**Problem to solve**
Repeat, exactly and completely, the entries shown underneath.

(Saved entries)
==================================================

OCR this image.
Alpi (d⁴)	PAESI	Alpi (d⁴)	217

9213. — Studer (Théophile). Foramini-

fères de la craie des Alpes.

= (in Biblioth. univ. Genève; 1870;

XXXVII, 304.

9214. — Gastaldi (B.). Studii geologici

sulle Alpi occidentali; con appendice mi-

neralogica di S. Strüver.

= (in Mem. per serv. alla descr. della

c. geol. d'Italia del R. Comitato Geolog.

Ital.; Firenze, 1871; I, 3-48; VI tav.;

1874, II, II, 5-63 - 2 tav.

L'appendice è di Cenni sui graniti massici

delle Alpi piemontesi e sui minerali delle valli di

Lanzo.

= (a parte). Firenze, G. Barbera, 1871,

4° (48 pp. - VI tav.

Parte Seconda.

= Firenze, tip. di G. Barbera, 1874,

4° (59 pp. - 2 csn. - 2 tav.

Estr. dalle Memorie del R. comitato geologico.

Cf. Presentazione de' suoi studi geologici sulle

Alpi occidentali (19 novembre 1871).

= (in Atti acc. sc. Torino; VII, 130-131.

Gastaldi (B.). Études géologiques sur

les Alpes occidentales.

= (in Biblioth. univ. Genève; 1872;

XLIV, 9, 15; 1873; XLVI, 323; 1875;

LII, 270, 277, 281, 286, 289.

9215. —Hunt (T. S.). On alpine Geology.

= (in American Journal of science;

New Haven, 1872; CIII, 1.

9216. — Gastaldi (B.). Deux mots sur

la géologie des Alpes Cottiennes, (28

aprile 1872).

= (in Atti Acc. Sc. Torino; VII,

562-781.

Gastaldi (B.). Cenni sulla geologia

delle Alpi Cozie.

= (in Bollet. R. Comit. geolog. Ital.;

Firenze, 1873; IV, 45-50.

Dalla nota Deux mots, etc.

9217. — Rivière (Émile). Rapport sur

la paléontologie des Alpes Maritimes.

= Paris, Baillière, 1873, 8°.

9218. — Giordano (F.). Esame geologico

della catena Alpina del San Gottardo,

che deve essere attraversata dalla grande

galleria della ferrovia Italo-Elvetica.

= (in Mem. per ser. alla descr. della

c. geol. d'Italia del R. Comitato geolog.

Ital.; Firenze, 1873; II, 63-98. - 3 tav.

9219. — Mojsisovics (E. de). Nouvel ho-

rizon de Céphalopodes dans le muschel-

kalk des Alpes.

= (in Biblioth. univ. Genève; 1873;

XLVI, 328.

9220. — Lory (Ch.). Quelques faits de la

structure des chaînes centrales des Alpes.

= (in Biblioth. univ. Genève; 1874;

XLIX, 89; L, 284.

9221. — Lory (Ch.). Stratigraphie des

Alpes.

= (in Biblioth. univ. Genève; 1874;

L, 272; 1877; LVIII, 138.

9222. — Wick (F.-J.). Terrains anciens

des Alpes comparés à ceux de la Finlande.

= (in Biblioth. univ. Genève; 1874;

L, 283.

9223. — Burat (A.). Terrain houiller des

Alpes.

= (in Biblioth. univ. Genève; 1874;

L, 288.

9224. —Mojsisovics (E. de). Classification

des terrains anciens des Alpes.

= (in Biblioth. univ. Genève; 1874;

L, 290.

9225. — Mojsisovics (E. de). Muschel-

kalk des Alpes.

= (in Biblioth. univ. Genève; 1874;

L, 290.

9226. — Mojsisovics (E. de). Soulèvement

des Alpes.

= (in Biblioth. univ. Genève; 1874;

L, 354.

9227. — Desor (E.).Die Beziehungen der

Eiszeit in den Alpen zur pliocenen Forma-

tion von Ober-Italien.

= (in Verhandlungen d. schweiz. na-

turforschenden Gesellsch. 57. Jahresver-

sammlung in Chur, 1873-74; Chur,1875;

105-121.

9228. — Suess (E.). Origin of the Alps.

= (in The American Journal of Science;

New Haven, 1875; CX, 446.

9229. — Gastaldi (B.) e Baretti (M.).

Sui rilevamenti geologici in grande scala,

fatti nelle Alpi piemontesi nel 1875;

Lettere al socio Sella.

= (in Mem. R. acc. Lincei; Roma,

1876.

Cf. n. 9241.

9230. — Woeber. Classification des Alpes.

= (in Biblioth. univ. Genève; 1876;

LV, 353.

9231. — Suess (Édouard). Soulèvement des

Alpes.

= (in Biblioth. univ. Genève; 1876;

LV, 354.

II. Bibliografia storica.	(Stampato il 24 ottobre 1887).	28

==================================================

**Output below**
OCR this image.
Alpi (d⁴)	PAESI	Alpi (d⁴)	217

9213. — Studer (Théophile). Foramini-

fères de la craie des Alpes.

= (in Biblioth. univ. Genève; 1870;

XXXVII, 304.

9214. — Gastaldi (B.). Studii geologici

sulle Alpi occidentali; con appendice mi-

neralogica di S. Strüver.

= (in Mem. per serv. alla descr. della

c. geol. d'Italia del R. Comitato Geolog.

Ital.; Firenze, 1871; I, 3-48; VI tav.;

1874, II, II, 5-63 - 2 tav.

L'appendice è di Cenni sui graniti massici

delle Alpi piemontesi e sui minerali delle valli di

Lanzo.

= (a parte). Firenze, G. Barbera, 1871,

4° (48 pp. - VI tav.

Parte Seconda.

= Firenze, tip. di G. Barbera, 1874,

4° (59 pp. - 2 csn. - 2 tav.

Estr. dalle Memorie del R. comitato geologico.

Cf. Presentazione de' suoi studi geologici sulle

Alpi occidentali (19 novembre 1871).

= (in Atti acc. sc. Torino; VII, 130-131.

Gastaldi (B.). Études géologiques sur

les Alpes occidentales.

= (in Biblioth. univ. Genève; 1872;

XLIV, 9, 15; 1873; XLVI, 323; 1875;

LII, 270, 277, 281, 286, 289.

9215. —Hunt (T. S.). On alpine Geology.

= (in American Journal of science;

New Haven, 1872; CIII, 1.

9216. — Gastaldi (B.). Deux mots sur

la géologie des Alpes Cottiennes, (28

aprile 1872).

= (in Atti Acc. Sc. Torino; VII,

562-781.

Gastaldi (B.). Cenni sulla geologia

delle Alpi Cozie.

= (in Bollet. R. Comit. geolog. Ital.;

Firenze, 1873; IV, 45-50.

Dalla nota Deux mots, etc.

9217. — Rivière (Émile). Rapport sur

la paléontologie des Alpes Maritimes.

= Paris, Baillière, 1873, 8°.

9218. — Giordano (F.). Esame geologico

della catena Alpina del San Gottardo,

che deve essere attraversata dalla grande

galleria della ferrovia Italo-Elvetica.

= (in Mem. per ser. alla descr. della

c. geol. d'Italia del R. Comitato geolog.

Ital.; Firenze, 1873; II, 63-98. - 3 tav.

9219. — Mojsisovics (E. de). Nouvel ho-

rizon de Céphalopodes dans le muschel-

kalk des Alpes.

= (in Biblioth. univ. Genève; 1873;

XLVI, 328.

9220. — Lory (Ch.). Quelques faits de la

structure des chaînes centrales des Alpes.

= (in Biblioth. univ. Genève; 1874;

XLIX, 89; L, 284.

9221. — Lory (Ch.). Stratigraphie des

Alpes.

= (in Biblioth. univ. Genève; 1874;

L, 272; 1877; LVIII, 138.

9222. — Wick (F.-J.). Terrains anciens

des Alpes comparés à ceux de la Finlande.

= (in Biblioth. univ. Genève; 1874;

L, 283.

9223. — Burat (A.). Terrain houiller des

Alpes.

= (in Biblioth. univ. Genève; 1874;

L, 288.

9224. —Mojsisovics (E. de). Classification

des terrains anciens des Alpes.

= (in Biblioth. univ. Genève; 1874;

L, 290.

9225. — Mojsisovics (E. de). Muschel-

kalk des Alpes.

= (in Biblioth. univ. Genève; 1874;

L, 290.

9226. — Mojsisovics (E. de). Soulèvement

des Alpes.

= (in Biblioth. univ. Genève; 1874;

L, 354.

9227. — Desor (E.).Die Beziehungen der

Eiszeit in den Alpen zur pliocenen Forma-

tion von Ober-Italien.

= (in Verhandlungen d. schweiz. na-

turforschenden Gesellsch. 57. Jahresver-

sammlung in Chur, 1873-74; Chur,1875;

105-121.

9228. — Suess (E.). Origin of the Alps.

= (in The American Journal of Science;

New Haven, 1875; CX, 446.

9229. — Gastaldi (B.) e Baretti (M.).

Sui rilevamenti geologici in grande scala,

fatti nelle Alpi piemontesi nel 1875;

Lettere al socio Sella.

= (in Mem. R. acc. Lincei; Roma,

1876.

Cf. n. 9241.

9230. — Woeber. Classification des Alpes.

= (in Biblioth. univ. Genève; 1876;

LV, 353.

9231. — Suess (Édouard). Soulèvement des

Alpes.

= (in Biblioth. univ. Genève; 1876;

LV, 354.

II. Bibliografia storica.	(Stampato il 24 ottobre 1887).	28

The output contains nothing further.